** Requirements **
Reproduce the complete listing without any deviation.

** Data rows **
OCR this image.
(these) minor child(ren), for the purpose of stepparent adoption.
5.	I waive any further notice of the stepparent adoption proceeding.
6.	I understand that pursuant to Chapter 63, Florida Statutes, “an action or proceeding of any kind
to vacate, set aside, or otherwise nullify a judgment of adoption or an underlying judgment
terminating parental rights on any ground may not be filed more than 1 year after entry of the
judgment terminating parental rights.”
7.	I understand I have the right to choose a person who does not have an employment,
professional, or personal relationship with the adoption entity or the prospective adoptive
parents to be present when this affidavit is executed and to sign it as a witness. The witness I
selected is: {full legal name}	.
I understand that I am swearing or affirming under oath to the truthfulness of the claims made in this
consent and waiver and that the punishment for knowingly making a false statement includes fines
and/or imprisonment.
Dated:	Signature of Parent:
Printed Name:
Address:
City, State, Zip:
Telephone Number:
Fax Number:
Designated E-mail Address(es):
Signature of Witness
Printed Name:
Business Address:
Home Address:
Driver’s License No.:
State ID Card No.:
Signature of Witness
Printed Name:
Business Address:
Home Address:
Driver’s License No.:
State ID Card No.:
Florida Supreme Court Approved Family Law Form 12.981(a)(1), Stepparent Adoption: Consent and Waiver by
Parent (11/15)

** Written solution **
OCR this image.
(these) minor child(ren), for the purpose of stepparent adoption.
5.	I waive any further notice of the stepparent adoption proceeding.
6.	I understand that pursuant to Chapter 63, Florida Statutes, “an action or proceeding of any kind
to vacate, set aside, or otherwise nullify a judgment of adoption or an underlying judgment
terminating parental rights on any ground may not be filed more than 1 year after entry of the
judgment terminating parental rights.”
7.	I understand I have the right to choose a person who does not have an employment,
professional, or personal relationship with the adoption entity or the prospective adoptive
parents to be present when this affidavit is executed and to sign it as a witness. The witness I
selected is: {full legal name}	.
I understand that I am swearing or affirming under oath to the truthfulness of the claims made in this
consent and waiver and that the punishment for knowingly making a false statement includes fines
and/or imprisonment.
Dated:	Signature of Parent:
Printed Name:
Address:
City, State, Zip:
Telephone Number:
Fax Number:
Designated E-mail Address(es):
Signature of Witness
Printed Name:
Business Address:
Home Address:
Driver’s License No.:
State ID Card No.:
Signature of Witness
Printed Name:
Business Address:
Home Address:
Driver’s License No.:
State ID Card No.:
Florida Supreme Court Approved Family Law Form 12.981(a)(1), Stepparent Adoption: Consent and Waiver by
Parent (11/15)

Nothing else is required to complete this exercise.